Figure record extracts

---------------

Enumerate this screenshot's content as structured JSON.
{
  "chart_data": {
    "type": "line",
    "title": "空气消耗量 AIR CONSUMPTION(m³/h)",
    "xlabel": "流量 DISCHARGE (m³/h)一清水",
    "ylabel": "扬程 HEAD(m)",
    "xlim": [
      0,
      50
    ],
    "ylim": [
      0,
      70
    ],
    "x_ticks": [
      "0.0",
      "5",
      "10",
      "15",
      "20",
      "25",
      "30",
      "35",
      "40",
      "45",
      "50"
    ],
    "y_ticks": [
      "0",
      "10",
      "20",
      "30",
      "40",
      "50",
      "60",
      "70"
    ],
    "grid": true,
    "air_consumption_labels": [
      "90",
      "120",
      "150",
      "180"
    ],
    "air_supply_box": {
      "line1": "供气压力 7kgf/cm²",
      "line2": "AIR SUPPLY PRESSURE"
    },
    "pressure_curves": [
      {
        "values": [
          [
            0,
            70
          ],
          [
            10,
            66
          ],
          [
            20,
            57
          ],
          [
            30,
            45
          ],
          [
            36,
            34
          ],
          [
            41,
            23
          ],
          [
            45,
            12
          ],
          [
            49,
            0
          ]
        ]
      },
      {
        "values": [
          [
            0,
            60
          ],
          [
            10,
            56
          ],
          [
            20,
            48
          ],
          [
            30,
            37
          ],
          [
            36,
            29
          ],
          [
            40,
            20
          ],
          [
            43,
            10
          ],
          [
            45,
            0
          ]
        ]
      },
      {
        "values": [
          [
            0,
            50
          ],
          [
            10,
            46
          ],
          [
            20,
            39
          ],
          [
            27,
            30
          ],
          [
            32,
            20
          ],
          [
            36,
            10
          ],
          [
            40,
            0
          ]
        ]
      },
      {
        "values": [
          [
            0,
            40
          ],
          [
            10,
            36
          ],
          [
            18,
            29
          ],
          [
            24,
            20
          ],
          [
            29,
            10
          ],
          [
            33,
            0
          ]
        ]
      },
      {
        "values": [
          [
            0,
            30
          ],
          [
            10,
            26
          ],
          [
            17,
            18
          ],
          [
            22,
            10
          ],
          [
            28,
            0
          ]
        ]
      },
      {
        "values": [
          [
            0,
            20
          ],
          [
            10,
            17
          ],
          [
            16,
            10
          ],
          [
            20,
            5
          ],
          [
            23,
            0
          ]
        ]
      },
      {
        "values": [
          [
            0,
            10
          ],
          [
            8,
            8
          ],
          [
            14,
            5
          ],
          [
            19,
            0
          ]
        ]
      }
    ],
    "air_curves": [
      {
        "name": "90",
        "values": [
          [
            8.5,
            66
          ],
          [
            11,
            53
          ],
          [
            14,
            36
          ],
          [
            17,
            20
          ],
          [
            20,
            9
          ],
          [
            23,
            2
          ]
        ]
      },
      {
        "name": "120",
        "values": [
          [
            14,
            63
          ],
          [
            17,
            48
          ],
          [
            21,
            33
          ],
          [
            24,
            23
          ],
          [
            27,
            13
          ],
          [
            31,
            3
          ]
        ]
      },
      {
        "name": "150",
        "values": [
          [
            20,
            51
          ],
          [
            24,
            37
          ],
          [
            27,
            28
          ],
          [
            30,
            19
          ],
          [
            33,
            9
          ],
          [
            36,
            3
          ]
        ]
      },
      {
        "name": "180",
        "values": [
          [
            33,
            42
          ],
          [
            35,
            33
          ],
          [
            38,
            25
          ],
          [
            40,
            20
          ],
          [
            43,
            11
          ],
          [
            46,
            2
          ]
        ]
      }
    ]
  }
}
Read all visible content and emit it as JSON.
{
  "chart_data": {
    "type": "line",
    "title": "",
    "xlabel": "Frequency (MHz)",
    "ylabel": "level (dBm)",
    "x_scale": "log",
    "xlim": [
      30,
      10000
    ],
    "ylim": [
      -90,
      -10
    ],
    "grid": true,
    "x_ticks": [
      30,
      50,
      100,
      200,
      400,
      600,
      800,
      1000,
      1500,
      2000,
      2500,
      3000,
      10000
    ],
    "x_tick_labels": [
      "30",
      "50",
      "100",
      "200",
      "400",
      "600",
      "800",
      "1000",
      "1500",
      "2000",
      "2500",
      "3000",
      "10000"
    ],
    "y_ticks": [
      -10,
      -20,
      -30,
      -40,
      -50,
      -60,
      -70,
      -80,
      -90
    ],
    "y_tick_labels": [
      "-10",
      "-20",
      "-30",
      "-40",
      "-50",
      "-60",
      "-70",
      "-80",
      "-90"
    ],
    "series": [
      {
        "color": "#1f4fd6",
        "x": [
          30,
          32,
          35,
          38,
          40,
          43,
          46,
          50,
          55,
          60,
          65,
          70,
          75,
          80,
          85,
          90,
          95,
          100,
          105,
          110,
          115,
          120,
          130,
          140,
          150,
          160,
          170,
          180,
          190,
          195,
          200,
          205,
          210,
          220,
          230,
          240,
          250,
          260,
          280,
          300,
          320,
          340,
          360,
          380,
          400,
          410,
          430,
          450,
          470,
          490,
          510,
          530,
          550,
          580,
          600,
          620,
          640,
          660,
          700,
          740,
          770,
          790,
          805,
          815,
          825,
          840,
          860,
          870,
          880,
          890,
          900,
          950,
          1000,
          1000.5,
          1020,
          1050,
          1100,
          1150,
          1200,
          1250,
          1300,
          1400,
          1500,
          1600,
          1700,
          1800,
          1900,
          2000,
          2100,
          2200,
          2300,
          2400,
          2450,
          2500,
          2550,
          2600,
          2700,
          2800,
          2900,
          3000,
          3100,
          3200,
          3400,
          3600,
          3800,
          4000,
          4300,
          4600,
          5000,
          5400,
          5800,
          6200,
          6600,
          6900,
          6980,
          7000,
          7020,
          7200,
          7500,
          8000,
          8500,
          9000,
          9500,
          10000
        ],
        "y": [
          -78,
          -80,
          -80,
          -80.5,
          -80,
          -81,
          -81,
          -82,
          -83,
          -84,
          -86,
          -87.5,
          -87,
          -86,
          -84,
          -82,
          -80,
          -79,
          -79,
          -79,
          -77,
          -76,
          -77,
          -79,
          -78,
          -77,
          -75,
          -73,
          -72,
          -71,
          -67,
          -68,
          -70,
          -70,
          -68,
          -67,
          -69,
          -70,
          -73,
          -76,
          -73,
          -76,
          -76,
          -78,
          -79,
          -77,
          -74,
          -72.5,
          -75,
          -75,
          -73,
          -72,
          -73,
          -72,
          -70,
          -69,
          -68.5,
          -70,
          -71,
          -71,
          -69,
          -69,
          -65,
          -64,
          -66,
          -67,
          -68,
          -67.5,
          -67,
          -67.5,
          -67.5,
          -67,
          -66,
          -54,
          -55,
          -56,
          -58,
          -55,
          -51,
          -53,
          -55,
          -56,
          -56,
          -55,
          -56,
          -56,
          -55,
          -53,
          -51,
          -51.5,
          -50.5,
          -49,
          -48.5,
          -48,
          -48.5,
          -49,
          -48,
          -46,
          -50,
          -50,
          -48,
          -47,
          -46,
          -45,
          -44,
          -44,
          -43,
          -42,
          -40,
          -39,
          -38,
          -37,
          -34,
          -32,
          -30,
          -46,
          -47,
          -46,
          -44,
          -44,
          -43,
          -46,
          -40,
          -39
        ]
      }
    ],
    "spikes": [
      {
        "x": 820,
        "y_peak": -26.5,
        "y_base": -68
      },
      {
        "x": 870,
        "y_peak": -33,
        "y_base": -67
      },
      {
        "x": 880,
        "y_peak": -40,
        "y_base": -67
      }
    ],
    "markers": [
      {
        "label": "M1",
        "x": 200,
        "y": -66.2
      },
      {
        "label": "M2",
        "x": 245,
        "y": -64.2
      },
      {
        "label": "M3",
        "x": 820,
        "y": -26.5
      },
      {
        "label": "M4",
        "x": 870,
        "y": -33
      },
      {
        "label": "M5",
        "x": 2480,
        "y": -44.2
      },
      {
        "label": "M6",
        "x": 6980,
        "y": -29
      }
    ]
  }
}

---------------

__Exercise objective__. Read the data above and pull out each line that holds the string "xlabel".

__Solution below__.
    "xlabel": "流量 DISCHARGE (m³/h)一清水",
    "xlabel": "Frequency (MHz)",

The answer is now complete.